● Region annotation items
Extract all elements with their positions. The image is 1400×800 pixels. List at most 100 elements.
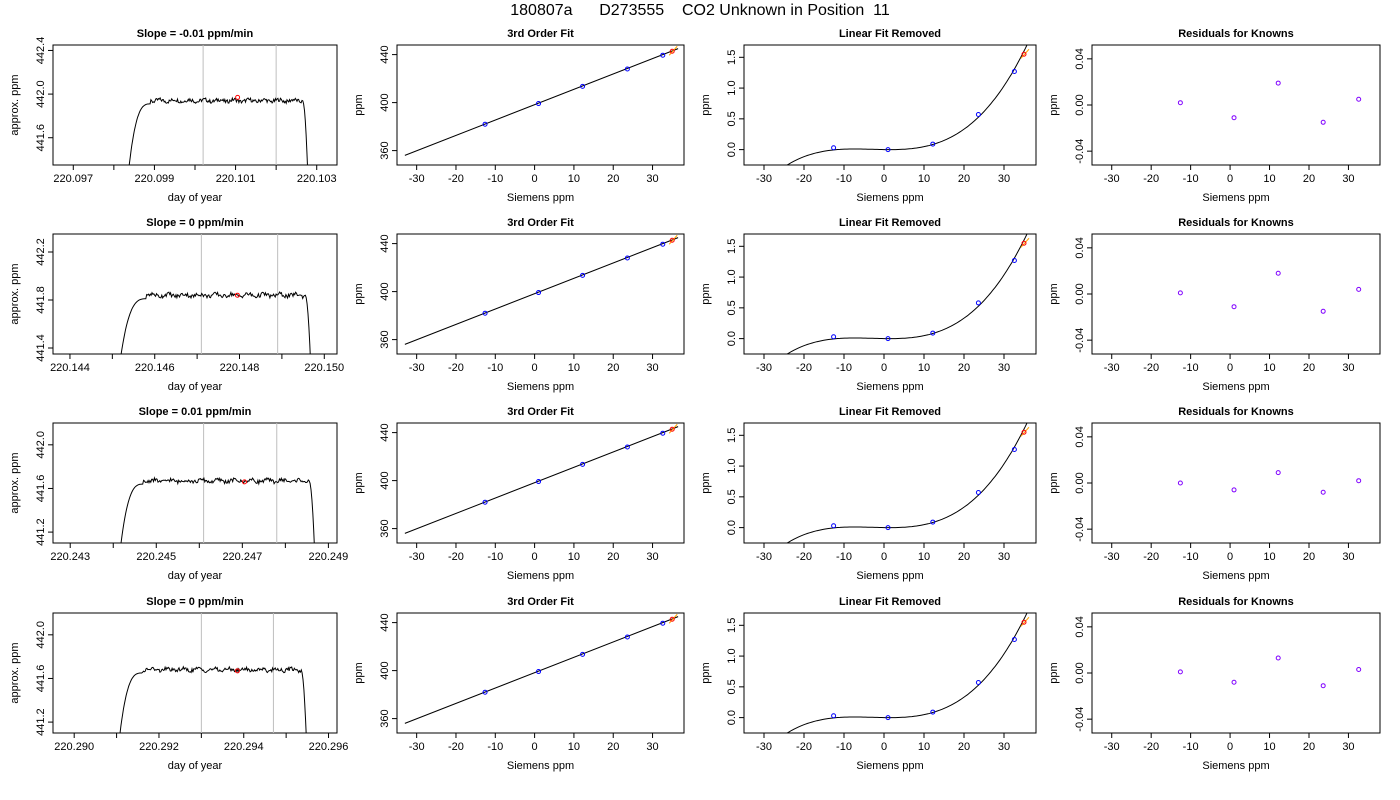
fit-curve — [786, 613, 1028, 733]
data-point — [536, 101, 542, 107]
data-point — [930, 519, 936, 525]
plot-area — [120, 423, 315, 543]
x-tick-label: -10 — [487, 551, 503, 563]
data-point — [975, 300, 981, 306]
y-tick-label: 0.0 — [726, 142, 738, 157]
unknown-point — [669, 237, 675, 243]
data-point — [482, 499, 488, 505]
y-tick-label: 1.0 — [726, 458, 738, 473]
y-tick-label: 0.00 — [1074, 283, 1086, 304]
y-tick-label: 0.0 — [726, 331, 738, 346]
data-point — [482, 310, 488, 316]
figure-title: 180807a D273555 CO2 Unknown in Position … — [510, 2, 890, 19]
data-point — [975, 112, 981, 118]
unknown-marker-tick — [1020, 237, 1030, 248]
signal-trace — [120, 476, 315, 543]
x-axis: 220.097 220.099 220.101 220.103 — [53, 165, 337, 185]
x-tick-label: 0 — [532, 173, 538, 185]
x-tick-label: -10 — [836, 741, 852, 753]
plot-area — [119, 613, 307, 733]
x-tick-label: -30 — [1104, 362, 1120, 374]
data-point — [536, 479, 542, 485]
panel-title: Slope = 0 ppm/min — [146, 596, 244, 608]
data-point — [831, 145, 837, 151]
y-axis-label: ppm — [1048, 94, 1060, 115]
y-tick-label: 0.5 — [726, 111, 738, 126]
y-tick-label: 0.5 — [726, 489, 738, 504]
x-tick-label: -20 — [448, 173, 464, 185]
x-tick-label: 0 — [881, 362, 887, 374]
panel-title: Linear Fit Removed — [839, 28, 941, 40]
y-tick-label: 0.04 — [1074, 616, 1086, 637]
y-axis: -0.04 0.00 0.04 — [1074, 426, 1092, 542]
y-tick-label: 0.00 — [1074, 94, 1086, 115]
x-axis-label: Siemens ppm — [507, 192, 574, 204]
fit-line — [404, 237, 679, 345]
plot-area — [404, 234, 679, 345]
y-tick-label: -0.04 — [1074, 707, 1086, 732]
y-tick-label: 1.5 — [726, 239, 738, 254]
x-tick-label: 10 — [568, 173, 580, 185]
data-point — [1177, 100, 1183, 106]
x-tick-label: -20 — [1143, 741, 1159, 753]
x-axis: -30 -20 -10 0 10 20 30 — [756, 733, 1010, 753]
x-tick-label: 20 — [607, 741, 619, 753]
y-tick-label: 441.2 — [35, 518, 47, 546]
x-tick-label: 20 — [1303, 362, 1315, 374]
data-point — [660, 620, 666, 626]
data-point — [1231, 679, 1237, 685]
x-axis: 220.243 220.245 220.247 220.249 — [50, 543, 348, 563]
plot-area — [1177, 655, 1362, 689]
y-tick-label: 441.8 — [35, 286, 47, 314]
x-axis-label: Siemens ppm — [856, 760, 923, 772]
panel-3-3: Linear Fit Removed -30 -20 -10 0 10 20 30 Siemen… — [700, 406, 1037, 582]
data-point — [930, 330, 936, 336]
x-tick-label: 220.150 — [304, 362, 344, 374]
y-axis-label: ppm — [700, 283, 712, 304]
x-tick-label: 220.296 — [309, 741, 349, 753]
x-tick-label: 220.247 — [222, 551, 262, 563]
unknown-point — [1021, 619, 1027, 625]
x-tick-label: 0 — [1227, 362, 1233, 374]
x-axis: -30 -20 -10 0 10 20 30 — [409, 165, 659, 185]
data-point — [1231, 115, 1237, 121]
unknown-marker-tick — [668, 423, 678, 434]
x-tick-label: 0 — [1227, 173, 1233, 185]
x-tick-label: 220.245 — [136, 551, 176, 563]
y-tick-label: 1.0 — [726, 80, 738, 95]
y-axis-label: ppm — [700, 472, 712, 493]
y-axis: 360 400 440 — [379, 45, 397, 160]
panel-title: Residuals for Knowns — [1178, 217, 1294, 229]
y-tick-label: 360 — [379, 519, 391, 537]
data-point — [885, 336, 891, 342]
panel-title: Residuals for Knowns — [1178, 596, 1294, 608]
data-point — [1320, 683, 1326, 689]
y-tick-label: 0.04 — [1074, 237, 1086, 258]
y-axis: 0.0 0.5 1.0 1.5 — [726, 618, 744, 725]
panel-title: Linear Fit Removed — [839, 217, 941, 229]
plot-frame — [1091, 422, 1381, 544]
unknown-point — [669, 616, 675, 622]
y-tick-label: 442.0 — [35, 80, 47, 108]
plot-area — [120, 234, 311, 354]
data-point — [536, 290, 542, 296]
panel-title: Slope = 0 ppm/min — [146, 217, 244, 229]
y-tick-label: 0.00 — [1074, 662, 1086, 683]
y-tick-label: 1.5 — [726, 428, 738, 443]
plot-frame — [743, 612, 1037, 734]
y-tick-label: 1.5 — [726, 50, 738, 65]
panel-title: 3rd Order Fit — [507, 406, 574, 418]
x-axis: 220.144 220.146 220.148 220.150 — [50, 354, 344, 374]
signal-trace — [120, 290, 311, 354]
data-point — [975, 490, 981, 496]
y-tick-label: 0.04 — [1074, 48, 1086, 69]
x-axis-label: Siemens ppm — [856, 381, 923, 393]
x-tick-label: 20 — [607, 551, 619, 563]
data-point — [1231, 304, 1237, 310]
x-tick-label: -10 — [836, 173, 852, 185]
x-axis: -30 -20 -10 0 10 20 30 — [1104, 354, 1355, 374]
panel-2-1: Slope = 0 ppm/min 220.144 220.146 220.148 22… — [9, 217, 344, 393]
plot-area — [128, 45, 308, 165]
x-tick-label: 30 — [998, 173, 1010, 185]
x-axis-label: Siemens ppm — [507, 381, 574, 393]
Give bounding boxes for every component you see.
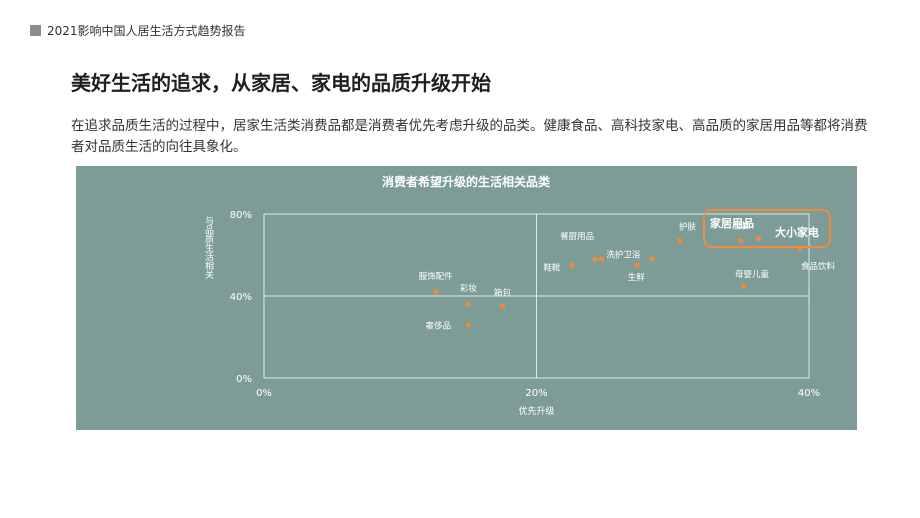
report-header: 2021影响中国人居生活方式趋势报告 — [30, 22, 246, 39]
highlight-box — [703, 209, 831, 248]
data-point — [465, 301, 471, 307]
data-label: 箱包 — [494, 287, 512, 298]
data-point — [592, 256, 598, 262]
header-square-icon — [30, 25, 41, 36]
x-tick-label: 0% — [256, 388, 272, 399]
data-label: 奢侈品 — [426, 321, 452, 332]
y-tick-label: 0% — [236, 374, 252, 385]
x-tick-label: 20% — [525, 388, 547, 399]
data-label: 彩妆 — [460, 283, 478, 294]
slide-title: 美好生活的追求，从家居、家电的品质升级开始 — [71, 71, 491, 95]
data-label: 服饰配件 — [419, 271, 454, 282]
data-label: 生鲜 — [628, 272, 646, 283]
data-point — [741, 283, 747, 289]
data-point — [634, 262, 640, 268]
x-tick-label: 40% — [798, 388, 820, 399]
data-point — [465, 322, 471, 328]
data-point — [569, 262, 575, 268]
data-label: 大小家电 — [775, 225, 819, 239]
data-point — [676, 238, 683, 244]
y-axis-label: 与品质生活相关 — [203, 216, 214, 280]
chart-title: 消费者希望升级的生活相关品类 — [382, 174, 551, 189]
data-point — [499, 303, 506, 309]
slide-description: 在追求品质生活的过程中，居家生活类消费品都是消费者优先考虑升级的品类。健康食品、… — [71, 118, 868, 155]
data-point — [738, 238, 744, 244]
y-tick-label: 80% — [230, 210, 252, 221]
data-label: 护肤 — [679, 222, 697, 233]
scatter-chart: 消费者希望升级的生活相关品类 0% 20% 40% 0% 40% 80% 优先升级 与品质生活相… — [203, 174, 836, 417]
data-label: 鞋靴 — [543, 262, 561, 273]
data-label: 食品饮料 — [801, 261, 836, 272]
data-point — [433, 289, 439, 295]
data-label: 母婴儿童 — [735, 269, 770, 280]
data-label: 家居用品 — [710, 216, 754, 230]
chart-panel: 消费者希望升级的生活相关品类 0% 20% 40% 0% 40% 80% 优先升级 与品质生活相… — [76, 166, 857, 430]
data-label: 服装 — [732, 221, 750, 232]
data-point — [755, 236, 762, 242]
data-point — [599, 256, 605, 262]
x-axis-label: 优先升级 — [518, 405, 554, 417]
report-title: 2021影响中国人居生活方式趋势报告 — [47, 24, 246, 38]
y-tick-label: 40% — [230, 292, 252, 303]
data-point — [649, 256, 655, 262]
data-label: 洗护卫浴 — [606, 249, 641, 260]
data-label: 餐厨用品 — [560, 232, 594, 242]
data-point — [796, 246, 803, 252]
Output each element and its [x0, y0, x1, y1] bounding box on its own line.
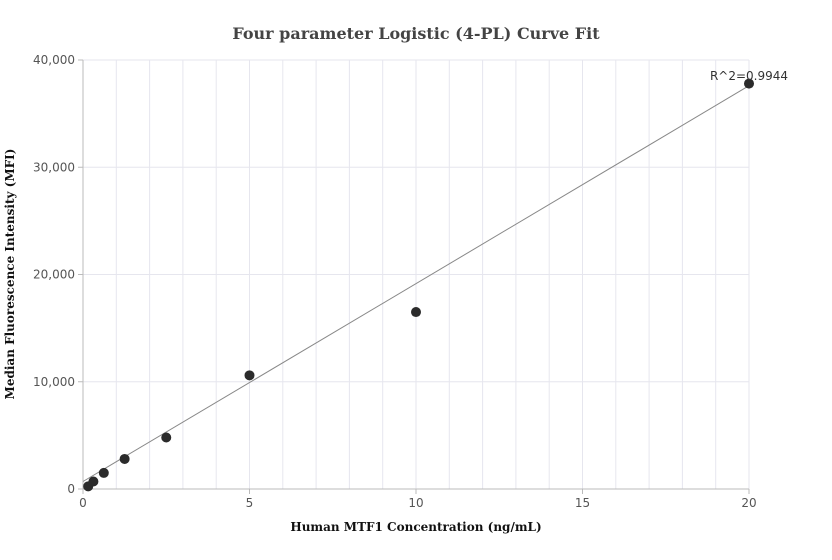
- x-tick-label: 20: [741, 496, 756, 510]
- data-points: [83, 78, 754, 492]
- axes: 0 10,000 20,000 30,000 40,000 0 5 10 15 20: [33, 53, 757, 510]
- x-axis-label: Human MTF1 Concentration (ng/mL): [290, 520, 541, 534]
- data-point: [161, 432, 172, 443]
- r-squared-annotation: R^2=0.9944: [710, 69, 788, 83]
- y-tick-label: 10,000: [33, 375, 75, 389]
- data-point: [411, 307, 421, 318]
- x-tick-label: 0: [79, 496, 87, 510]
- fit-curve: [82, 85, 750, 482]
- y-axis-label: Median Fluorescence Intensity (MFI): [3, 149, 17, 400]
- data-point: [98, 467, 109, 478]
- x-tick-label: 5: [246, 496, 254, 510]
- data-point: [88, 476, 99, 487]
- chart-title: Four parameter Logistic (4-PL) Curve Fit: [232, 24, 600, 43]
- x-tick-label: 10: [408, 496, 423, 510]
- y-tick-label: 30,000: [33, 160, 75, 174]
- y-tick-label: 20,000: [33, 268, 75, 282]
- data-point: [744, 78, 754, 89]
- y-tick-label: 0: [67, 482, 75, 496]
- grid: [82, 59, 750, 489]
- y-tick-label: 40,000: [33, 53, 75, 67]
- data-point: [119, 453, 130, 464]
- x-tick-label: 15: [575, 496, 590, 510]
- data-point: [244, 370, 255, 381]
- fit-line: [82, 85, 750, 482]
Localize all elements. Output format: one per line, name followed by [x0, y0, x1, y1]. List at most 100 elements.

● The exercise
Rewrite the lines of the items as a numbered list, starting at the line that contains "report-header: 2021影响中国人居生活方式趋势报告 —" and ending at the line that contains "y-tick-label: 0% — [236, 374, 252, 385]", with both included. Leave out any blank lines.

● Answer to this exercise
1. report-header: 2021影响中国人居生活方式趋势报告 — [30, 22, 246, 39]
2. highlight-box — [703, 209, 831, 248]
3. data-point — [465, 301, 471, 307]
4. data-label: 箱包 — [494, 287, 512, 298]
5. data-point — [592, 256, 598, 262]
6. header-square-icon — [30, 25, 41, 36]
7. x-tick-label: 0% — [256, 388, 272, 399]
8. data-label: 奢侈品 — [426, 321, 452, 332]
9. y-tick-label: 0% — [236, 374, 252, 385]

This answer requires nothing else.